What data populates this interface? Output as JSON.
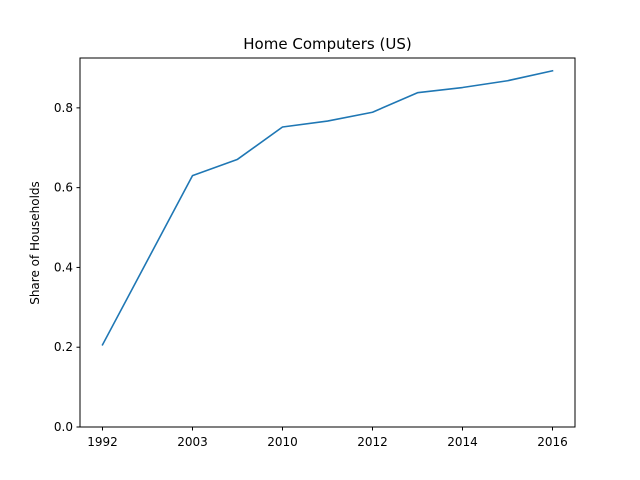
{
  "chart_data": {
    "type": "line",
    "title": "Home Computers (US)",
    "xlabel": "",
    "ylabel": "Share of Households",
    "x_tick_labels": [
      "1992",
      "2003",
      "2010",
      "2012",
      "2014",
      "2016"
    ],
    "x_tick_positions": [
      0,
      2,
      4,
      6,
      8,
      10
    ],
    "x_categories": [
      "1992",
      "",
      "2003",
      "",
      "2010",
      "",
      "2012",
      "",
      "2014",
      "",
      "2016"
    ],
    "ylim": [
      0.0,
      0.925
    ],
    "y_ticks": [
      0.0,
      0.2,
      0.4,
      0.6,
      0.8
    ],
    "y_tick_labels": [
      "0.0",
      "0.2",
      "0.4",
      "0.6",
      "0.8"
    ],
    "grid": false,
    "series": [
      {
        "color": "#1f77b4",
        "values": [
          0.206,
          0.418,
          0.63,
          0.671,
          0.752,
          0.767,
          0.789,
          0.838,
          0.851,
          0.868,
          0.893
        ]
      }
    ]
  }
}
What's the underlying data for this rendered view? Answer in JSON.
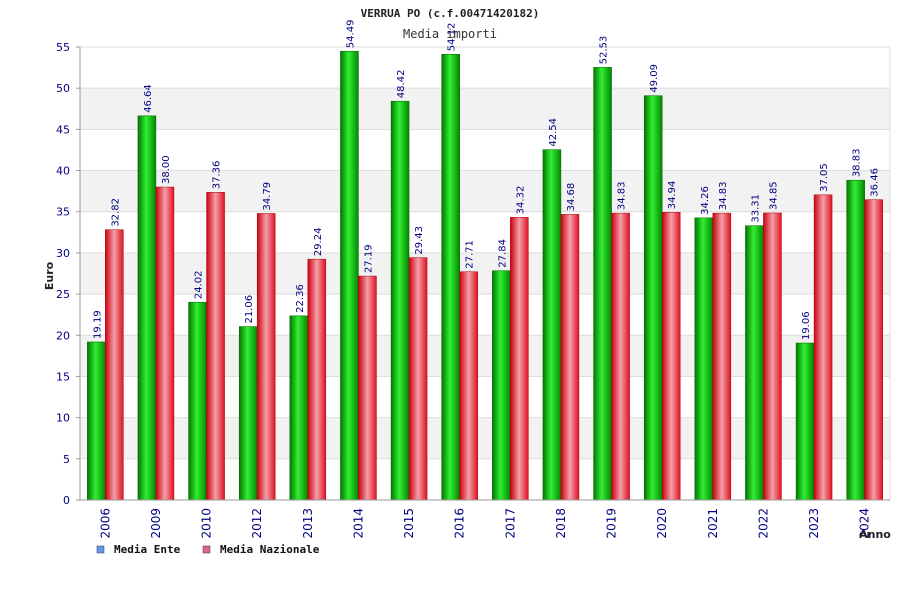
{
  "chart_data": {
    "type": "bar",
    "title": "VERRUA PO (c.f.00471420182)",
    "subtitle": "Media importi",
    "xlabel": "Anno",
    "ylabel": "Euro",
    "ylim": [
      0,
      55
    ],
    "yticks": [
      "0",
      "5",
      "10",
      "15",
      "20",
      "25",
      "30",
      "35",
      "40",
      "45",
      "50",
      "55"
    ],
    "grid": true,
    "legend_position": "bottom-left",
    "categories": [
      "2006",
      "2009",
      "2010",
      "2012",
      "2013",
      "2014",
      "2015",
      "2016",
      "2017",
      "2018",
      "2019",
      "2020",
      "2021",
      "2022",
      "2023",
      "2024"
    ],
    "series": [
      {
        "name": "Media Ente",
        "color": "#00cc00",
        "legend_color": "#6699ee",
        "values": [
          19.19,
          46.64,
          24.02,
          21.06,
          22.36,
          54.49,
          48.42,
          54.12,
          27.84,
          42.54,
          52.53,
          49.09,
          34.26,
          33.31,
          19.06,
          38.83
        ],
        "labels": [
          "19.19",
          "46.64",
          "24.02",
          "21.06",
          "22.36",
          "54.49",
          "48.42",
          "54.12",
          "27.84",
          "42.54",
          "52.53",
          "49.09",
          "34.26",
          "33.31",
          "19.06",
          "38.83"
        ]
      },
      {
        "name": "Media Nazionale",
        "color": "#ee2233",
        "legend_color": "#dd6688",
        "values": [
          32.82,
          38.0,
          37.36,
          34.79,
          29.24,
          27.19,
          29.43,
          27.71,
          34.32,
          34.68,
          34.83,
          34.94,
          34.83,
          34.85,
          37.05,
          36.46
        ],
        "labels": [
          "32.82",
          "38.00",
          "37.36",
          "34.79",
          "29.24",
          "27.19",
          "29.43",
          "27.71",
          "34.32",
          "34.68",
          "34.83",
          "34.94",
          "34.83",
          "34.85",
          "37.05",
          "36.46"
        ]
      }
    ]
  }
}
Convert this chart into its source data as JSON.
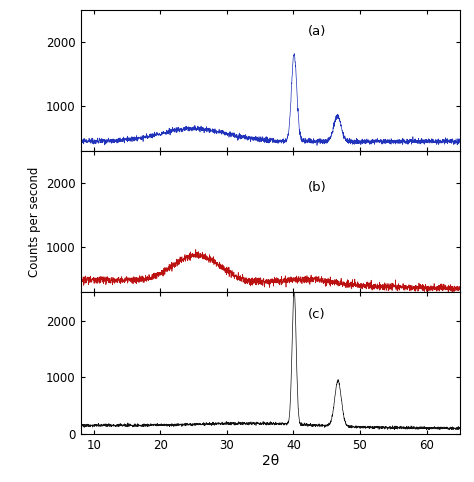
{
  "xlim": [
    8,
    65
  ],
  "ylim_ab": [
    300,
    2500
  ],
  "ylim_c": [
    0,
    2500
  ],
  "yticks_ab": [
    1000,
    2000
  ],
  "yticks_c": [
    0,
    1000,
    2000
  ],
  "xticks": [
    10,
    20,
    30,
    40,
    50,
    60
  ],
  "xlabel": "2θ",
  "ylabel": "Counts per second",
  "label_a": "(a)",
  "label_b": "(b)",
  "label_c": "(c)",
  "color_a": "#2233bb",
  "color_b": "#bb1111",
  "color_c": "#111111",
  "noise_seed_a": 10,
  "noise_seed_b": 20,
  "noise_seed_c": 30,
  "noise_amp_a": 20,
  "noise_amp_b": 28,
  "noise_amp_c": 12
}
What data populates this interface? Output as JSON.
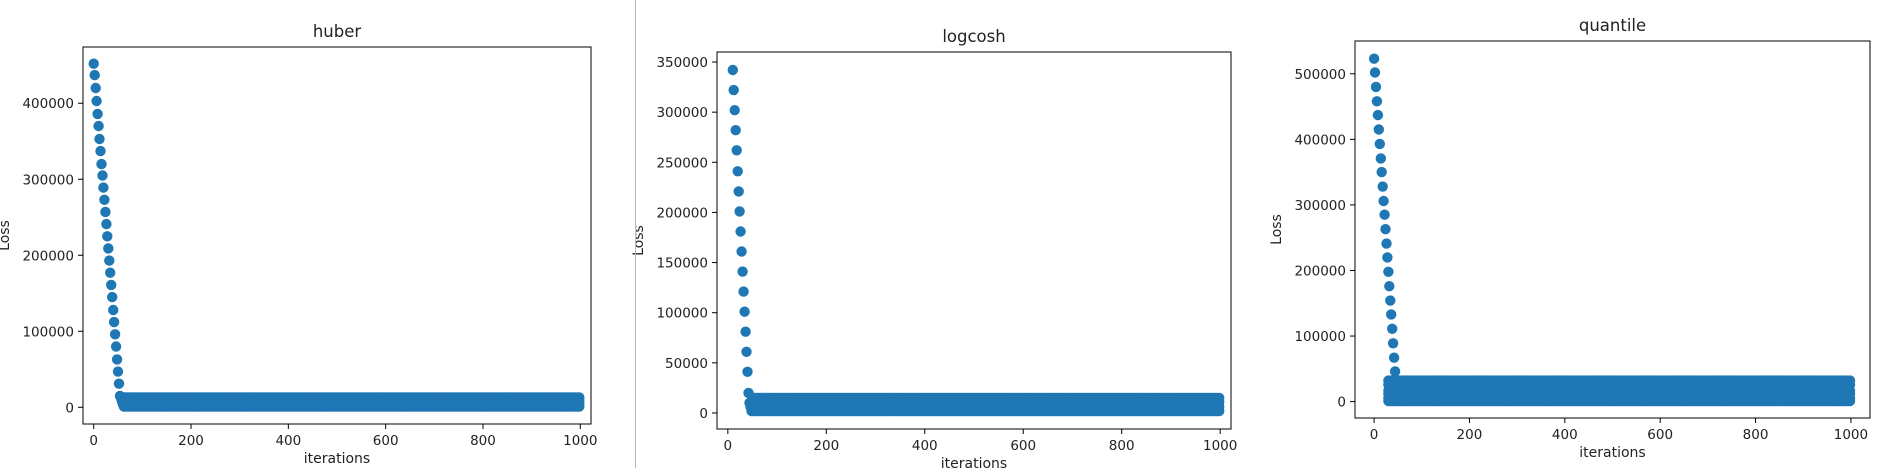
{
  "colors": {
    "marker": "#1f77b4",
    "axes": "#000000",
    "text": "#222222",
    "divider": "#b9b9b9"
  },
  "chart_data": [
    {
      "type": "scatter",
      "title": "huber",
      "xlabel": "iterations",
      "ylabel": "Loss",
      "xlim": [
        -22,
        1022
      ],
      "ylim": [
        -22000,
        474000
      ],
      "xticks": [
        0,
        200,
        400,
        600,
        800,
        1000
      ],
      "yticks": [
        0,
        100000,
        200000,
        300000,
        400000
      ],
      "grid": false,
      "legend": "none",
      "series": [
        {
          "spike": {
            "x": [
              0,
              2,
              4,
              6,
              8,
              10,
              12,
              14,
              16,
              18,
              20,
              22,
              24,
              26,
              28,
              30
            ],
            "y": [
              452000,
              437000,
              420000,
              403000,
              386000,
              370000,
              353000,
              337000,
              320000,
              305000,
              289000,
              273000,
              257000,
              241000,
              225000,
              209000
            ]
          },
          "spike2": {
            "x": [
              32,
              34,
              36,
              38,
              40,
              42,
              44,
              46,
              48,
              50,
              52,
              54,
              56,
              58,
              60,
              62
            ],
            "y": [
              193000,
              177000,
              161000,
              145000,
              128000,
              112000,
              96000,
              80000,
              63000,
              47000,
              31000,
              15000,
              12000,
              8000,
              4000,
              2000
            ]
          },
          "plateau": {
            "x_start": 62,
            "x_end": 1000,
            "y_values": [
              13000,
              9000,
              5000,
              1000
            ]
          }
        }
      ]
    },
    {
      "type": "scatter",
      "title": "logcosh",
      "xlabel": "iterations",
      "ylabel": "Loss",
      "xlim": [
        -22,
        1022
      ],
      "ylim": [
        -16000,
        360000
      ],
      "xticks": [
        0,
        200,
        400,
        600,
        800,
        1000
      ],
      "yticks": [
        0,
        50000,
        100000,
        150000,
        200000,
        250000,
        300000,
        350000
      ],
      "grid": false,
      "legend": "none",
      "series": [
        {
          "spike": {
            "x": [
              10,
              12,
              14,
              16,
              18,
              20,
              22,
              24,
              26,
              28,
              30
            ],
            "y": [
              342000,
              322000,
              302000,
              282000,
              262000,
              241000,
              221000,
              201000,
              181000,
              161000,
              141000
            ]
          },
          "spike2": {
            "x": [
              32,
              34,
              36,
              38,
              40,
              42,
              44,
              46,
              48,
              50
            ],
            "y": [
              121000,
              101000,
              81000,
              61000,
              41000,
              20000,
              10000,
              6000,
              2000,
              14000
            ]
          },
          "plateau": {
            "x_start": 50,
            "x_end": 1000,
            "y_values": [
              15000,
              11000,
              6000,
              2000
            ]
          }
        }
      ]
    },
    {
      "type": "scatter",
      "title": "quantile",
      "xlabel": "iterations",
      "ylabel": "Loss",
      "xlim": [
        -40,
        1040
      ],
      "ylim": [
        -25000,
        550000
      ],
      "xticks": [
        0,
        200,
        400,
        600,
        800,
        1000
      ],
      "yticks": [
        0,
        100000,
        200000,
        300000,
        400000,
        500000
      ],
      "grid": false,
      "legend": "none",
      "series": [
        {
          "spike": {
            "x": [
              0,
              2,
              4,
              6,
              8,
              10,
              12,
              14,
              16,
              18,
              20,
              22
            ],
            "y": [
              523000,
              502000,
              480000,
              458000,
              437000,
              415000,
              393000,
              371000,
              350000,
              328000,
              306000,
              285000
            ]
          },
          "spike2": {
            "x": [
              24,
              26,
              28,
              30,
              32,
              34,
              36,
              38,
              40,
              42,
              44,
              46
            ],
            "y": [
              263000,
              241000,
              220000,
              198000,
              176000,
              154000,
              133000,
              111000,
              89000,
              67000,
              46000,
              24000
            ]
          },
          "plateau": {
            "x_start": 30,
            "x_end": 1000,
            "y_values": [
              32000,
              26000,
              17000,
              12000,
              5000,
              1000
            ]
          }
        }
      ]
    }
  ]
}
________________________________________
**Your task**
Each line of the data should be quoted exactly, with pictures left out.

**Output of the task**
What data populates this interface? Output as JSON.
{
  "chart_data": {
    "type": "line",
    "title": "Home Computers (US)",
    "xlabel": "",
    "ylabel": "Share of Households",
    "x_tick_labels": [
      "1992",
      "2003",
      "2010",
      "2012",
      "2014",
      "2016"
    ],
    "x_tick_positions": [
      0,
      2,
      4,
      6,
      8,
      10
    ],
    "x_categories": [
      "1992",
      "",
      "2003",
      "",
      "2010",
      "",
      "2012",
      "",
      "2014",
      "",
      "2016"
    ],
    "ylim": [
      0.0,
      0.925
    ],
    "y_ticks": [
      0.0,
      0.2,
      0.4,
      0.6,
      0.8
    ],
    "y_tick_labels": [
      "0.0",
      "0.2",
      "0.4",
      "0.6",
      "0.8"
    ],
    "grid": false,
    "series": [
      {
        "color": "#1f77b4",
        "values": [
          0.206,
          0.418,
          0.63,
          0.671,
          0.752,
          0.767,
          0.789,
          0.838,
          0.851,
          0.868,
          0.893
        ]
      }
    ]
  }
}
What's the underlying data for this rendered view? Answer in JSON.
{
  "chart_data": {
    "type": "bar",
    "title": "VERRUA PO (c.f.00471420182)",
    "subtitle": "Media importi",
    "xlabel": "Anno",
    "ylabel": "Euro",
    "ylim": [
      0,
      55
    ],
    "yticks": [
      "0",
      "5",
      "10",
      "15",
      "20",
      "25",
      "30",
      "35",
      "40",
      "45",
      "50",
      "55"
    ],
    "grid": true,
    "legend_position": "bottom-left",
    "categories": [
      "2006",
      "2009",
      "2010",
      "2012",
      "2013",
      "2014",
      "2015",
      "2016",
      "2017",
      "2018",
      "2019",
      "2020",
      "2021",
      "2022",
      "2023",
      "2024"
    ],
    "series": [
      {
        "name": "Media Ente",
        "color": "#00cc00",
        "legend_color": "#6699ee",
        "values": [
          19.19,
          46.64,
          24.02,
          21.06,
          22.36,
          54.49,
          48.42,
          54.12,
          27.84,
          42.54,
          52.53,
          49.09,
          34.26,
          33.31,
          19.06,
          38.83
        ],
        "labels": [
          "19.19",
          "46.64",
          "24.02",
          "21.06",
          "22.36",
          "54.49",
          "48.42",
          "54.12",
          "27.84",
          "42.54",
          "52.53",
          "49.09",
          "34.26",
          "33.31",
          "19.06",
          "38.83"
        ]
      },
      {
        "name": "Media Nazionale",
        "color": "#ee2233",
        "legend_color": "#dd6688",
        "values": [
          32.82,
          38.0,
          37.36,
          34.79,
          29.24,
          27.19,
          29.43,
          27.71,
          34.32,
          34.68,
          34.83,
          34.94,
          34.83,
          34.85,
          37.05,
          36.46
        ],
        "labels": [
          "32.82",
          "38.00",
          "37.36",
          "34.79",
          "29.24",
          "27.19",
          "29.43",
          "27.71",
          "34.32",
          "34.68",
          "34.83",
          "34.94",
          "34.83",
          "34.85",
          "37.05",
          "36.46"
        ]
      }
    ]
  }
}
Convert this chart into its source data as JSON.
{
  "xlim": [
    8,
    65
  ],
  "ylim_ab": [
    300,
    2500
  ],
  "ylim_c": [
    0,
    2500
  ],
  "yticks_ab": [
    1000,
    2000
  ],
  "yticks_c": [
    0,
    1000,
    2000
  ],
  "xticks": [
    10,
    20,
    30,
    40,
    50,
    60
  ],
  "xlabel": "2θ",
  "ylabel": "Counts per second",
  "label_a": "(a)",
  "label_b": "(b)",
  "label_c": "(c)",
  "color_a": "#2233bb",
  "color_b": "#bb1111",
  "color_c": "#111111",
  "noise_seed_a": 10,
  "noise_seed_b": 20,
  "noise_seed_c": 30,
  "noise_amp_a": 20,
  "noise_amp_b": 28,
  "noise_amp_c": 12
}
What data populates this interface? Output as JSON.
{
  "colors": {
    "marker": "#1f77b4",
    "axes": "#000000",
    "text": "#222222",
    "divider": "#b9b9b9"
  },
  "chart_data": [
    {
      "type": "scatter",
      "title": "huber",
      "xlabel": "iterations",
      "ylabel": "Loss",
      "xlim": [
        -22,
        1022
      ],
      "ylim": [
        -22000,
        474000
      ],
      "xticks": [
        0,
        200,
        400,
        600,
        800,
        1000
      ],
      "yticks": [
        0,
        100000,
        200000,
        300000,
        400000
      ],
      "grid": false,
      "legend": "none",
      "series": [
        {
          "spike": {
            "x": [
              0,
              2,
              4,
              6,
              8,
              10,
              12,
              14,
              16,
              18,
              20,
              22,
              24,
              26,
              28,
              30
            ],
            "y": [
              452000,
              437000,
              420000,
              403000,
              386000,
              370000,
              353000,
              337000,
              320000,
              305000,
              289000,
              273000,
              257000,
              241000,
              225000,
              209000
            ]
          },
          "spike2": {
            "x": [
              32,
              34,
              36,
              38,
              40,
              42,
              44,
              46,
              48,
              50,
              52,
              54,
              56,
              58,
              60,
              62
            ],
            "y": [
              193000,
              177000,
              161000,
              145000,
              128000,
              112000,
              96000,
              80000,
              63000,
              47000,
              31000,
              15000,
              12000,
              8000,
              4000,
              2000
            ]
          },
          "plateau": {
            "x_start": 62,
            "x_end": 1000,
            "y_values": [
              13000,
              9000,
              5000,
              1000
            ]
          }
        }
      ]
    },
    {
      "type": "scatter",
      "title": "logcosh",
      "xlabel": "iterations",
      "ylabel": "Loss",
      "xlim": [
        -22,
        1022
      ],
      "ylim": [
        -16000,
        360000
      ],
      "xticks": [
        0,
        200,
        400,
        600,
        800,
        1000
      ],
      "yticks": [
        0,
        50000,
        100000,
        150000,
        200000,
        250000,
        300000,
        350000
      ],
      "grid": false,
      "legend": "none",
      "series": [
        {
          "spike": {
            "x": [
              10,
              12,
              14,
              16,
              18,
              20,
              22,
              24,
              26,
              28,
              30
            ],
            "y": [
              342000,
              322000,
              302000,
              282000,
              262000,
              241000,
              221000,
              201000,
              181000,
              161000,
              141000
            ]
          },
          "spike2": {
            "x": [
              32,
              34,
              36,
              38,
              40,
              42,
              44,
              46,
              48,
              50
            ],
            "y": [
              121000,
              101000,
              81000,
              61000,
              41000,
              20000,
              10000,
              6000,
              2000,
              14000
            ]
          },
          "plateau": {
            "x_start": 50,
            "x_end": 1000,
            "y_values": [
              15000,
              11000,
              6000,
              2000
            ]
          }
        }
      ]
    },
    {
      "type": "scatter",
      "title": "quantile",
      "xlabel": "iterations",
      "ylabel": "Loss",
      "xlim": [
        -40,
        1040
      ],
      "ylim": [
        -25000,
        550000
      ],
      "xticks": [
        0,
        200,
        400,
        600,
        800,
        1000
      ],
      "yticks": [
        0,
        100000,
        200000,
        300000,
        400000,
        500000
      ],
      "grid": false,
      "legend": "none",
      "series": [
        {
          "spike": {
            "x": [
              0,
              2,
              4,
              6,
              8,
              10,
              12,
              14,
              16,
              18,
              20,
              22
            ],
            "y": [
              523000,
              502000,
              480000,
              458000,
              437000,
              415000,
              393000,
              371000,
              350000,
              328000,
              306000,
              285000
            ]
          },
          "spike2": {
            "x": [
              24,
              26,
              28,
              30,
              32,
              34,
              36,
              38,
              40,
              42,
              44,
              46
            ],
            "y": [
              263000,
              241000,
              220000,
              198000,
              176000,
              154000,
              133000,
              111000,
              89000,
              67000,
              46000,
              24000
            ]
          },
          "plateau": {
            "x_start": 30,
            "x_end": 1000,
            "y_values": [
              32000,
              26000,
              17000,
              12000,
              5000,
              1000
            ]
          }
        }
      ]
    }
  ]
}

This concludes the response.